What to work on: Every entry that follows should be repeated exactly; drop the images.

Collected data
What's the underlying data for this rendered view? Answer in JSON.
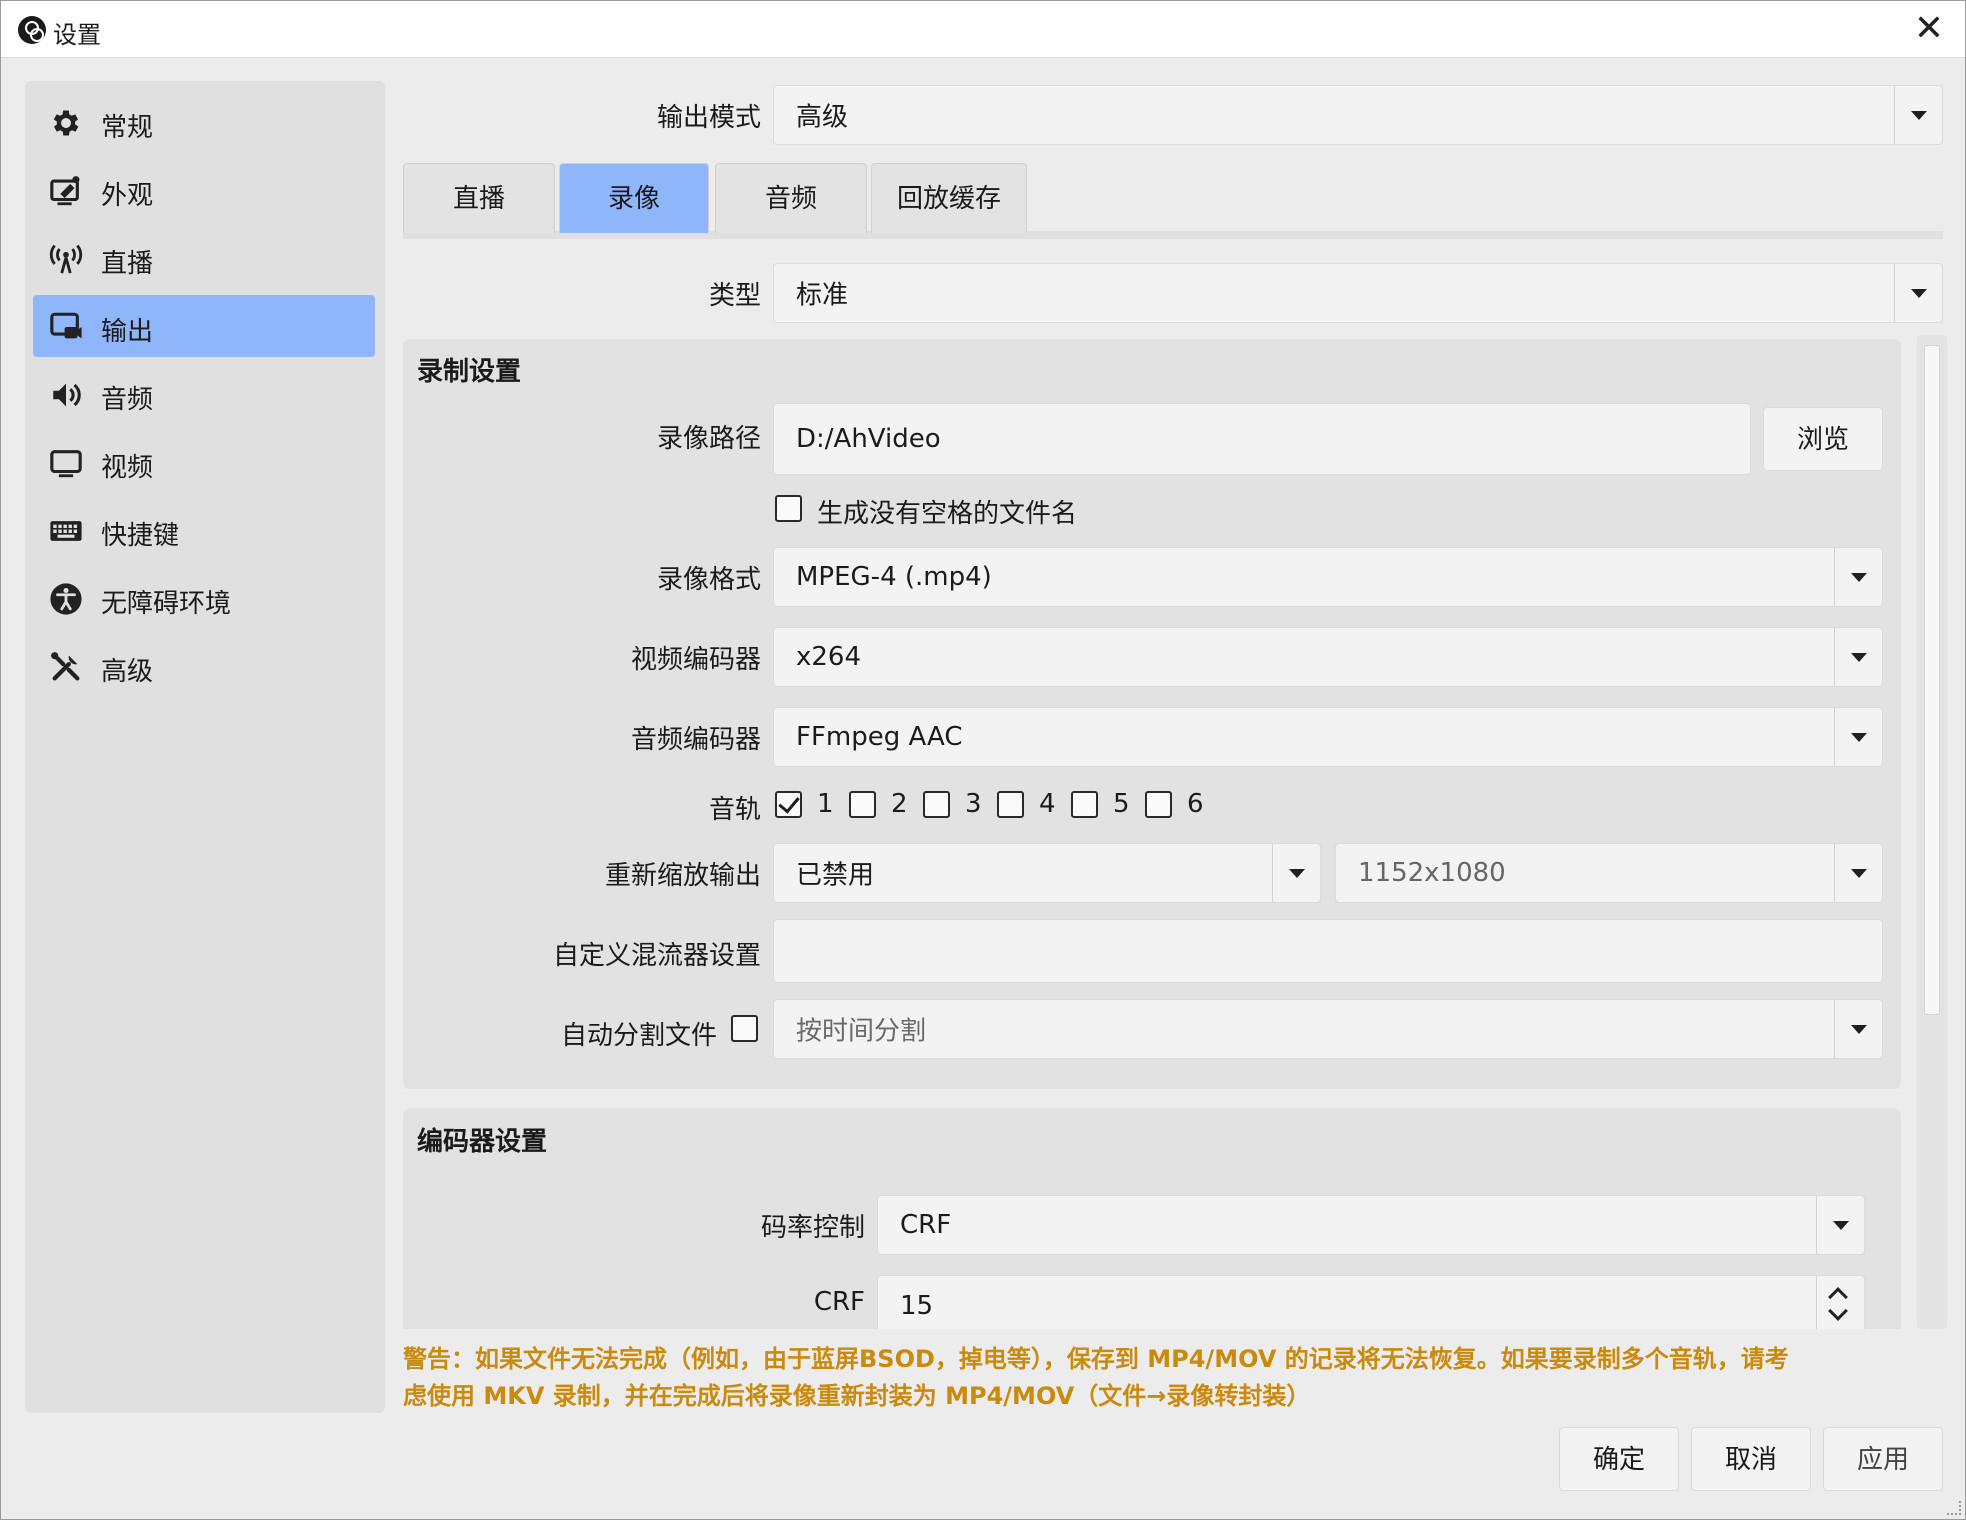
{
  "window": {
    "title": "设置",
    "close_glyph": "✕"
  },
  "sidebar": {
    "items": [
      {
        "label": "常规",
        "icon": "gear-icon"
      },
      {
        "label": "外观",
        "icon": "appearance-icon"
      },
      {
        "label": "直播",
        "icon": "antenna-icon"
      },
      {
        "label": "输出",
        "icon": "output-icon",
        "active": true
      },
      {
        "label": "音频",
        "icon": "speaker-icon"
      },
      {
        "label": "视频",
        "icon": "monitor-icon"
      },
      {
        "label": "快捷键",
        "icon": "keyboard-icon"
      },
      {
        "label": "无障碍环境",
        "icon": "accessibility-icon"
      },
      {
        "label": "高级",
        "icon": "tools-icon"
      }
    ]
  },
  "output_mode": {
    "label": "输出模式",
    "value": "高级"
  },
  "tabs": [
    {
      "label": "直播"
    },
    {
      "label": "录像",
      "active": true
    },
    {
      "label": "音频"
    },
    {
      "label": "回放缓存"
    }
  ],
  "type_row": {
    "label": "类型",
    "value": "标准"
  },
  "recording_settings": {
    "title": "录制设置",
    "path_label": "录像路径",
    "path_value": "D:/AhVideo",
    "browse_label": "浏览",
    "no_space_label": "生成没有空格的文件名",
    "no_space_checked": false,
    "format_label": "录像格式",
    "format_value": "MPEG-4 (.mp4)",
    "video_encoder_label": "视频编码器",
    "video_encoder_value": "x264",
    "audio_encoder_label": "音频编码器",
    "audio_encoder_value": "FFmpeg AAC",
    "audio_track_label": "音轨",
    "tracks": [
      {
        "label": "1",
        "checked": true
      },
      {
        "label": "2",
        "checked": false
      },
      {
        "label": "3",
        "checked": false
      },
      {
        "label": "4",
        "checked": false
      },
      {
        "label": "5",
        "checked": false
      },
      {
        "label": "6",
        "checked": false
      }
    ],
    "rescale_label": "重新缩放输出",
    "rescale_value": "已禁用",
    "rescale_resolution": "1152x1080",
    "muxer_label": "自定义混流器设置",
    "muxer_value": "",
    "split_label": "自动分割文件",
    "split_checked": false,
    "split_value": "按时间分割"
  },
  "encoder_settings": {
    "title": "编码器设置",
    "rate_control_label": "码率控制",
    "rate_control_value": "CRF",
    "crf_label": "CRF",
    "crf_value": "15"
  },
  "warning": {
    "line1": "警告：如果文件无法完成（例如，由于蓝屏BSOD，掉电等），保存到 MP4/MOV 的记录将无法恢复。如果要录制多个音轨，请考",
    "line2": "虑使用 MKV 录制，并在完成后将录像重新封装为 MP4/MOV（文件→录像转封装）",
    "color": "#c98a0e"
  },
  "buttons": {
    "ok": "确定",
    "cancel": "取消",
    "apply": "应用"
  },
  "colors": {
    "accent": "#8fb6fb"
  }
}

Task output:
What's the underlying data for this rendered view? Answer in JSON.
{
  "window": {
    "title": "设置",
    "close_glyph": "✕"
  },
  "sidebar": {
    "items": [
      {
        "label": "常规",
        "icon": "gear-icon"
      },
      {
        "label": "外观",
        "icon": "appearance-icon"
      },
      {
        "label": "直播",
        "icon": "antenna-icon"
      },
      {
        "label": "输出",
        "icon": "output-icon",
        "active": true
      },
      {
        "label": "音频",
        "icon": "speaker-icon"
      },
      {
        "label": "视频",
        "icon": "monitor-icon"
      },
      {
        "label": "快捷键",
        "icon": "keyboard-icon"
      },
      {
        "label": "无障碍环境",
        "icon": "accessibility-icon"
      },
      {
        "label": "高级",
        "icon": "tools-icon"
      }
    ]
  },
  "output_mode": {
    "label": "输出模式",
    "value": "高级"
  },
  "tabs": [
    {
      "label": "直播"
    },
    {
      "label": "录像",
      "active": true
    },
    {
      "label": "音频"
    },
    {
      "label": "回放缓存"
    }
  ],
  "type_row": {
    "label": "类型",
    "value": "标准"
  },
  "recording_settings": {
    "title": "录制设置",
    "path_label": "录像路径",
    "path_value": "D:/AhVideo",
    "browse_label": "浏览",
    "no_space_label": "生成没有空格的文件名",
    "no_space_checked": false,
    "format_label": "录像格式",
    "format_value": "MPEG-4 (.mp4)",
    "video_encoder_label": "视频编码器",
    "video_encoder_value": "x264",
    "audio_encoder_label": "音频编码器",
    "audio_encoder_value": "FFmpeg AAC",
    "audio_track_label": "音轨",
    "tracks": [
      {
        "label": "1",
        "checked": true
      },
      {
        "label": "2",
        "checked": false
      },
      {
        "label": "3",
        "checked": false
      },
      {
        "label": "4",
        "checked": false
      },
      {
        "label": "5",
        "checked": false
      },
      {
        "label": "6",
        "checked": false
      }
    ],
    "rescale_label": "重新缩放输出",
    "rescale_value": "已禁用",
    "rescale_resolution": "1152x1080",
    "muxer_label": "自定义混流器设置",
    "muxer_value": "",
    "split_label": "自动分割文件",
    "split_checked": false,
    "split_value": "按时间分割"
  },
  "encoder_settings": {
    "title": "编码器设置",
    "rate_control_label": "码率控制",
    "rate_control_value": "CRF",
    "crf_label": "CRF",
    "crf_value": "15"
  },
  "warning": {
    "line1": "警告：如果文件无法完成（例如，由于蓝屏BSOD，掉电等），保存到 MP4/MOV 的记录将无法恢复。如果要录制多个音轨，请考",
    "line2": "虑使用 MKV 录制，并在完成后将录像重新封装为 MP4/MOV（文件→录像转封装）",
    "color": "#c98a0e"
  },
  "buttons": {
    "ok": "确定",
    "cancel": "取消",
    "apply": "应用"
  },
  "colors": {
    "accent": "#8fb6fb"
  }
}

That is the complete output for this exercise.